**WHAT YOU HAVE TO DO:**
In the records that follow, show each line where the word "variant" is present.
--- START RECORDS FOR THE EXERCISE ---
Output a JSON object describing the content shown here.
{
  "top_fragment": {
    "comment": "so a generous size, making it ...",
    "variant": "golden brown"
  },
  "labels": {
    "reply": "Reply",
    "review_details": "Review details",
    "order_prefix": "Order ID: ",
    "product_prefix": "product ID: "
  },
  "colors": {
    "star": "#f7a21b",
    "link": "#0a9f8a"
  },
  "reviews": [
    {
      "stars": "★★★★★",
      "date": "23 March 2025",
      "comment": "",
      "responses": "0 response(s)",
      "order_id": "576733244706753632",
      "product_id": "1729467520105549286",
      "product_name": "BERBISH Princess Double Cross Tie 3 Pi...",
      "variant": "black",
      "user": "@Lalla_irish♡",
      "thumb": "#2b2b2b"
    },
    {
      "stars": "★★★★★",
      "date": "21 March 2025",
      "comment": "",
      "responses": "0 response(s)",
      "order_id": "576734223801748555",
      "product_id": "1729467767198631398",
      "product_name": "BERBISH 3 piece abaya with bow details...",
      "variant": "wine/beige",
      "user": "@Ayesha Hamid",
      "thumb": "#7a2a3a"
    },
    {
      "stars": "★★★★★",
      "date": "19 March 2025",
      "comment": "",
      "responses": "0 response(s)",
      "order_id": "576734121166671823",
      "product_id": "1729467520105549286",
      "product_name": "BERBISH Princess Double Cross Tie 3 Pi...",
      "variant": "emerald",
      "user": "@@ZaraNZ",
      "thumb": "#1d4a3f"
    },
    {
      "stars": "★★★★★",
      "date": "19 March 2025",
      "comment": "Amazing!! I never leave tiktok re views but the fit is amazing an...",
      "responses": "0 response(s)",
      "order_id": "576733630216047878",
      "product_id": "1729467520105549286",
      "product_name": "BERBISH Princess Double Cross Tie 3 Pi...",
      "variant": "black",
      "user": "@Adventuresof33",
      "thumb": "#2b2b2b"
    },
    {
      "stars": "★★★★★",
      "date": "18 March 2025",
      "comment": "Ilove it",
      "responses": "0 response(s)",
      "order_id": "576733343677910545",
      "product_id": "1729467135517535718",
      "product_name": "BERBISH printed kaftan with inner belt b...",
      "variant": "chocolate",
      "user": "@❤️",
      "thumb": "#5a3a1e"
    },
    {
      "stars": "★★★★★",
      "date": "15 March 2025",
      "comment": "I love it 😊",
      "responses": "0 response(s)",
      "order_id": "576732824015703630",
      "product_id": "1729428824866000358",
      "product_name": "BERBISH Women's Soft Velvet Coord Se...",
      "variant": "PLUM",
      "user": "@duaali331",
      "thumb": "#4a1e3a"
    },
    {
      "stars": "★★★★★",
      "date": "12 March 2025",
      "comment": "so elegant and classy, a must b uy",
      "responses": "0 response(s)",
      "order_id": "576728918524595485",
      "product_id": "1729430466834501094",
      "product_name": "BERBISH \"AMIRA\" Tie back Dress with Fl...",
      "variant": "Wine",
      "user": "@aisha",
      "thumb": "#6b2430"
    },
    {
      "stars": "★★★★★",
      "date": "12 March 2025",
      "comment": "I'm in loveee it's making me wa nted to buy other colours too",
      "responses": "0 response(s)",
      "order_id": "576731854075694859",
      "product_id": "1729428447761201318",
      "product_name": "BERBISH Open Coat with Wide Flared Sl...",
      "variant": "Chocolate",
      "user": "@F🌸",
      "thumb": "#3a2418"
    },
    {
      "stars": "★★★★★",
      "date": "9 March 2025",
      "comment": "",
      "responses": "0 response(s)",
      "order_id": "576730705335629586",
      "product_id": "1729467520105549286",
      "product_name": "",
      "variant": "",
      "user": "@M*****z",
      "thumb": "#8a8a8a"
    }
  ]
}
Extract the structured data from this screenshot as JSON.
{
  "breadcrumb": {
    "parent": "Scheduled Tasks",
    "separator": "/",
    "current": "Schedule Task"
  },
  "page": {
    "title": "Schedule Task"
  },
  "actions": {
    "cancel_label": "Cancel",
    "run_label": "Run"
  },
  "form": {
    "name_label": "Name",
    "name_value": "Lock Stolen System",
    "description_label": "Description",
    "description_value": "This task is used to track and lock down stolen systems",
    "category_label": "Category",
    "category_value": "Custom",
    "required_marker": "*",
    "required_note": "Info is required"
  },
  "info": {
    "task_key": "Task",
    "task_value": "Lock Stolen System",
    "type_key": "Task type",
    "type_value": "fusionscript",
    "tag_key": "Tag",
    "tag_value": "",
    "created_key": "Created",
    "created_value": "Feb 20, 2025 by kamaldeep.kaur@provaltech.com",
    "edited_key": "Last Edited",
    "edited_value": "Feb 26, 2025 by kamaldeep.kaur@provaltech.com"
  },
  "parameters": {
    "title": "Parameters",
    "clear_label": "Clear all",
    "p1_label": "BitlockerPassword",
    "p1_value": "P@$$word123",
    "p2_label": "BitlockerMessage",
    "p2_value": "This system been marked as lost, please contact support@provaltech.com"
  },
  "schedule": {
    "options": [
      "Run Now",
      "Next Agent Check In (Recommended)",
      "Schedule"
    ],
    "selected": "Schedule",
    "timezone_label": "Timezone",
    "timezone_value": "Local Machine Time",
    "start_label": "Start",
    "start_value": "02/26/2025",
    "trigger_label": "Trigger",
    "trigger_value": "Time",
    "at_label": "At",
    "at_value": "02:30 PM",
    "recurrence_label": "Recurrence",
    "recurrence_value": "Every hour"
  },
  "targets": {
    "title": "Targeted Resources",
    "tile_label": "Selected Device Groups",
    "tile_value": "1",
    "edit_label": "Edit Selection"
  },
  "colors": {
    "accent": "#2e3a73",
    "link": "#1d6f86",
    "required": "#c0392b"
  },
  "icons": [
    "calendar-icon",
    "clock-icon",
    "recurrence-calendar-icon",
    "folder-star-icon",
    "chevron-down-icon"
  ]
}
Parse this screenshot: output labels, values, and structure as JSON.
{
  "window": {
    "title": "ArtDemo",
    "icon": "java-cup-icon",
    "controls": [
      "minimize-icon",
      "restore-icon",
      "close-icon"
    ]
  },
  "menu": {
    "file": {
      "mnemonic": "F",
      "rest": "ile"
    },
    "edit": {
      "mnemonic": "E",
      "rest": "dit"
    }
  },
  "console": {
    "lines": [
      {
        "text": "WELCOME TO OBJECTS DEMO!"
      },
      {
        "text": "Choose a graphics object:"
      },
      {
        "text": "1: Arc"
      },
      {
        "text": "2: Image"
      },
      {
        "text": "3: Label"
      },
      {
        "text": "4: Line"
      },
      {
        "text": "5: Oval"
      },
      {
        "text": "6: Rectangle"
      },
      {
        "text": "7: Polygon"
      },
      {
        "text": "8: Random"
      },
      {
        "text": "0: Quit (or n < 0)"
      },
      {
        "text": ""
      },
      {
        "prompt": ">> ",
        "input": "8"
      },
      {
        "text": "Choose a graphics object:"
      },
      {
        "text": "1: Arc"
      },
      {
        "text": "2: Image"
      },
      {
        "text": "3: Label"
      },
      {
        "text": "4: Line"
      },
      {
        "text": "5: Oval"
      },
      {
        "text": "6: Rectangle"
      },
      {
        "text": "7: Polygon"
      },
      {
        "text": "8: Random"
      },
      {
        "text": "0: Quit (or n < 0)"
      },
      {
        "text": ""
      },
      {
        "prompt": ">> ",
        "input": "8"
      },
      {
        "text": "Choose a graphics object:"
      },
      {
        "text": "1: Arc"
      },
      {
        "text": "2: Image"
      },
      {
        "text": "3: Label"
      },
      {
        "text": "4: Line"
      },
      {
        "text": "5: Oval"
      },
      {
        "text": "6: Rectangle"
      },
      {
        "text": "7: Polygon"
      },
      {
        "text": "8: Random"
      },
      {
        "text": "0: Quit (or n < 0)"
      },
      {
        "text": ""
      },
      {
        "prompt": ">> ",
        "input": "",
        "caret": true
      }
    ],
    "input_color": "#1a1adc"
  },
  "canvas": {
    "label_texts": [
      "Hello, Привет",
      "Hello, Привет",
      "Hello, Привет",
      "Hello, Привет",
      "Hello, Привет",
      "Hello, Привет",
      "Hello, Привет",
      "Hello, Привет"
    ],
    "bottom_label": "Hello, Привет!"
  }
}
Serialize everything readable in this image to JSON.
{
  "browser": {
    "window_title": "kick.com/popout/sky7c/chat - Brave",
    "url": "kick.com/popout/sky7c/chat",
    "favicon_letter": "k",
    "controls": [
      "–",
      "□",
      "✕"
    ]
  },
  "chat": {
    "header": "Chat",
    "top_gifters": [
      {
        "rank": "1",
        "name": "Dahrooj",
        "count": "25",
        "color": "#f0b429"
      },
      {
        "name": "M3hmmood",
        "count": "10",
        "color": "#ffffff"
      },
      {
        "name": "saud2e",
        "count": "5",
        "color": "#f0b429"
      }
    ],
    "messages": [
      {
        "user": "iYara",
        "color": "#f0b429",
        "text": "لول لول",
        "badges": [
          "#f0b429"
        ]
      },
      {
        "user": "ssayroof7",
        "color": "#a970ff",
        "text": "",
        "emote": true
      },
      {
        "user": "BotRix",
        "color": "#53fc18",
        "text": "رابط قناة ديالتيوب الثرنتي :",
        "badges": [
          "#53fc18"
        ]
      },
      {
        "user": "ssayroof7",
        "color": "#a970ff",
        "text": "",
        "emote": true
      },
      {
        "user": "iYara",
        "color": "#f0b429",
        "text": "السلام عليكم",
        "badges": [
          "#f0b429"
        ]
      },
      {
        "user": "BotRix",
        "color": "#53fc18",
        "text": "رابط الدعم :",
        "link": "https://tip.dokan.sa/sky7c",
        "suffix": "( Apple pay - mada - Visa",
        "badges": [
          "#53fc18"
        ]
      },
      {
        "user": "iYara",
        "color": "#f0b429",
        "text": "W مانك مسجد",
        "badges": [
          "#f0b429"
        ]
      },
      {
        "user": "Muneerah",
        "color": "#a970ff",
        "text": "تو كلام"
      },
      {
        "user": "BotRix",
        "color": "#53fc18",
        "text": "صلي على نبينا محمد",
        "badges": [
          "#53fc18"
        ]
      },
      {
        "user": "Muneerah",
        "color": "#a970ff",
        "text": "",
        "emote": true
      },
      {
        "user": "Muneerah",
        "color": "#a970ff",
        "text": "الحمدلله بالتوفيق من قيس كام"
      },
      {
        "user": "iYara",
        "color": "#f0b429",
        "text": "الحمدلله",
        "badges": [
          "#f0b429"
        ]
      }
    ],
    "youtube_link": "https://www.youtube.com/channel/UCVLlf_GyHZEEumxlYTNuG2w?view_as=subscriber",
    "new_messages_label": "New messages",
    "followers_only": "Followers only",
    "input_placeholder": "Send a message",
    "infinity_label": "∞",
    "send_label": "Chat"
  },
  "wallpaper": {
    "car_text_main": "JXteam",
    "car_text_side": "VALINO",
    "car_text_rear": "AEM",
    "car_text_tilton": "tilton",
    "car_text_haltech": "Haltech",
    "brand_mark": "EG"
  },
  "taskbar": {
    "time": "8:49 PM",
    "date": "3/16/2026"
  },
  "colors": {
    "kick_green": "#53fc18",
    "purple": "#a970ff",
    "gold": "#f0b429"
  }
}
--- END RECORDS FOR THE EXERCISE ---
**PROBLEM SOLUTION:**
    "variant": "golden brown"
      "variant": "black",
      "variant": "wine/beige",
      "variant": "emerald",
      "variant": "black",
      "variant": "chocolate",
      "variant": "PLUM",
      "variant": "Wine",
      "variant": "Chocolate",
      "variant": "",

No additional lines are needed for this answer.